Saved data entries
>>>

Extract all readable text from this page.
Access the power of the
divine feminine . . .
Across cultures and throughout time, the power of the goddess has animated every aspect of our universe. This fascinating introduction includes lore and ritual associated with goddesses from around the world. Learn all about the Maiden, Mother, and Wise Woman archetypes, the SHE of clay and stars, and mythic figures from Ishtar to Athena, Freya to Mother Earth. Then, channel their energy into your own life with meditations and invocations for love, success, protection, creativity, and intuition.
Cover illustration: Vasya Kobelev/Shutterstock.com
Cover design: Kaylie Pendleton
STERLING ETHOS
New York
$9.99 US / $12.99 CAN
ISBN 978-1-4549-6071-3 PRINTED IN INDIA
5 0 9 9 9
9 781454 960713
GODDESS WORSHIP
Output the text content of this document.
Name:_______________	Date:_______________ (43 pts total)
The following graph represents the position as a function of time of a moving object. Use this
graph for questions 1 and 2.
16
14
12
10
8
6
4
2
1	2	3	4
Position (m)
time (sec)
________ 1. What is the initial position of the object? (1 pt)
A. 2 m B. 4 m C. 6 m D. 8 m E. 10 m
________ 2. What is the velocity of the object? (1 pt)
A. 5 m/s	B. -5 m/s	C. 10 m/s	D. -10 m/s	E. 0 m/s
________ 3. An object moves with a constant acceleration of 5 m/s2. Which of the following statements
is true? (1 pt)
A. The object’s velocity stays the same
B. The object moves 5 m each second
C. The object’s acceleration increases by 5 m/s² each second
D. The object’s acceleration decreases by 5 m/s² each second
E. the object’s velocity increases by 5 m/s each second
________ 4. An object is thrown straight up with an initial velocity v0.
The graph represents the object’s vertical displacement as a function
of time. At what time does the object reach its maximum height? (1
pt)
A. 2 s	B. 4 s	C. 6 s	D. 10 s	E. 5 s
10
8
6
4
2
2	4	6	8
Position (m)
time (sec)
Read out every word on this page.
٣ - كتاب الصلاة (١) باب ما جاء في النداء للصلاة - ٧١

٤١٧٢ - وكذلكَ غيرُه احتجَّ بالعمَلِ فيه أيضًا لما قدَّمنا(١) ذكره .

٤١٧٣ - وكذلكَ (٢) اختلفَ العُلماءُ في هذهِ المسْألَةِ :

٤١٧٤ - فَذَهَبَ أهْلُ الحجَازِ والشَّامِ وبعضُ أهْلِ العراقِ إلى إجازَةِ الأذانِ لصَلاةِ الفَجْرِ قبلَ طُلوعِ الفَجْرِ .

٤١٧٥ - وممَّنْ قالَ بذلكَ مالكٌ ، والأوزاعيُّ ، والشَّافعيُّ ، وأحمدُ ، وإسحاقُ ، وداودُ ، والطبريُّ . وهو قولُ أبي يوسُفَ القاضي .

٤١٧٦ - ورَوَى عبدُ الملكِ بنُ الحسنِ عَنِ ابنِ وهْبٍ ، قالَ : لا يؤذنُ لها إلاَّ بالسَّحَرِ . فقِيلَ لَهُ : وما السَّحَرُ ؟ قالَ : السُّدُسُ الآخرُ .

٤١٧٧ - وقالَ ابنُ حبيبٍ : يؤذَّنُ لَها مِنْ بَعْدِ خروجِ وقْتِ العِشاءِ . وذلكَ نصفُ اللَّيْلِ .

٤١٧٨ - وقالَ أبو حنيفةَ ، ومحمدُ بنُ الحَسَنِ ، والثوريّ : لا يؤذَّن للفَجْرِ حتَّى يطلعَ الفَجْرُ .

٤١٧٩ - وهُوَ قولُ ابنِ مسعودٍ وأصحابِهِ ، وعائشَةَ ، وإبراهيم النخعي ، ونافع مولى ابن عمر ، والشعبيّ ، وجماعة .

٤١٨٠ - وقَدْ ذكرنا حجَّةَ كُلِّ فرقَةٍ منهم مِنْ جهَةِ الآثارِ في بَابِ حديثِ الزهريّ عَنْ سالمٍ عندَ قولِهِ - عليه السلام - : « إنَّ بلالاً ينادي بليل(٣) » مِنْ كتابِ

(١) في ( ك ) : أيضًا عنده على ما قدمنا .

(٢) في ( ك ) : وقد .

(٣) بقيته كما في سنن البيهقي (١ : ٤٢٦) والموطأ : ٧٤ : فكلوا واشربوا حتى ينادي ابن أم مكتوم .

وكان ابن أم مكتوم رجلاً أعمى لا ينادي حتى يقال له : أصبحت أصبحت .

<<<

Task: Reproduce all the records precisely.

Answer in full:
Extract all readable text from this page.
Access the power of the
divine feminine . . .
Across cultures and throughout time, the power of the goddess has animated every aspect of our universe. This fascinating introduction includes lore and ritual associated with goddesses from around the world. Learn all about the Maiden, Mother, and Wise Woman archetypes, the SHE of clay and stars, and mythic figures from Ishtar to Athena, Freya to Mother Earth. Then, channel their energy into your own life with meditations and invocations for love, success, protection, creativity, and intuition.
Cover illustration: Vasya Kobelev/Shutterstock.com
Cover design: Kaylie Pendleton
STERLING ETHOS
New York
$9.99 US / $12.99 CAN
ISBN 978-1-4549-6071-3 PRINTED IN INDIA
5 0 9 9 9
9 781454 960713
GODDESS WORSHIP
Output the text content of this document.
Name:_______________	Date:_______________ (43 pts total)
The following graph represents the position as a function of time of a moving object. Use this
graph for questions 1 and 2.
16
14
12
10
8
6
4
2
1	2	3	4
Position (m)
time (sec)
________ 1. What is the initial position of the object? (1 pt)
A. 2 m B. 4 m C. 6 m D. 8 m E. 10 m
________ 2. What is the velocity of the object? (1 pt)
A. 5 m/s	B. -5 m/s	C. 10 m/s	D. -10 m/s	E. 0 m/s
________ 3. An object moves with a constant acceleration of 5 m/s2. Which of the following statements
is true? (1 pt)
A. The object’s velocity stays the same
B. The object moves 5 m each second
C. The object’s acceleration increases by 5 m/s² each second
D. The object’s acceleration decreases by 5 m/s² each second
E. the object’s velocity increases by 5 m/s each second
________ 4. An object is thrown straight up with an initial velocity v0.
The graph represents the object’s vertical displacement as a function
of time. At what time does the object reach its maximum height? (1
pt)
A. 2 s	B. 4 s	C. 6 s	D. 10 s	E. 5 s
10
8
6
4
2
2	4	6	8
Position (m)
time (sec)
Read out every word on this page.
٣ - كتاب الصلاة (١) باب ما جاء في النداء للصلاة - ٧١

٤١٧٢ - وكذلكَ غيرُه احتجَّ بالعمَلِ فيه أيضًا لما قدَّمنا(١) ذكره .

٤١٧٣ - وكذلكَ (٢) اختلفَ العُلماءُ في هذهِ المسْألَةِ :

٤١٧٤ - فَذَهَبَ أهْلُ الحجَازِ والشَّامِ وبعضُ أهْلِ العراقِ إلى إجازَةِ الأذانِ لصَلاةِ الفَجْرِ قبلَ طُلوعِ الفَجْرِ .

٤١٧٥ - وممَّنْ قالَ بذلكَ مالكٌ ، والأوزاعيُّ ، والشَّافعيُّ ، وأحمدُ ، وإسحاقُ ، وداودُ ، والطبريُّ . وهو قولُ أبي يوسُفَ القاضي .

٤١٧٦ - ورَوَى عبدُ الملكِ بنُ الحسنِ عَنِ ابنِ وهْبٍ ، قالَ : لا يؤذنُ لها إلاَّ بالسَّحَرِ . فقِيلَ لَهُ : وما السَّحَرُ ؟ قالَ : السُّدُسُ الآخرُ .

٤١٧٧ - وقالَ ابنُ حبيبٍ : يؤذَّنُ لَها مِنْ بَعْدِ خروجِ وقْتِ العِشاءِ . وذلكَ نصفُ اللَّيْلِ .

٤١٧٨ - وقالَ أبو حنيفةَ ، ومحمدُ بنُ الحَسَنِ ، والثوريّ : لا يؤذَّن للفَجْرِ حتَّى يطلعَ الفَجْرُ .

٤١٧٩ - وهُوَ قولُ ابنِ مسعودٍ وأصحابِهِ ، وعائشَةَ ، وإبراهيم النخعي ، ونافع مولى ابن عمر ، والشعبيّ ، وجماعة .

٤١٨٠ - وقَدْ ذكرنا حجَّةَ كُلِّ فرقَةٍ منهم مِنْ جهَةِ الآثارِ في بَابِ حديثِ الزهريّ عَنْ سالمٍ عندَ قولِهِ - عليه السلام - : « إنَّ بلالاً ينادي بليل(٣) » مِنْ كتابِ

(١) في ( ك ) : أيضًا عنده على ما قدمنا .

(٢) في ( ك ) : وقد .

(٣) بقيته كما في سنن البيهقي (١ : ٤٢٦) والموطأ : ٧٤ : فكلوا واشربوا حتى ينادي ابن أم مكتوم .

وكان ابن أم مكتوم رجلاً أعمى لا ينادي حتى يقال له : أصبحت أصبحت .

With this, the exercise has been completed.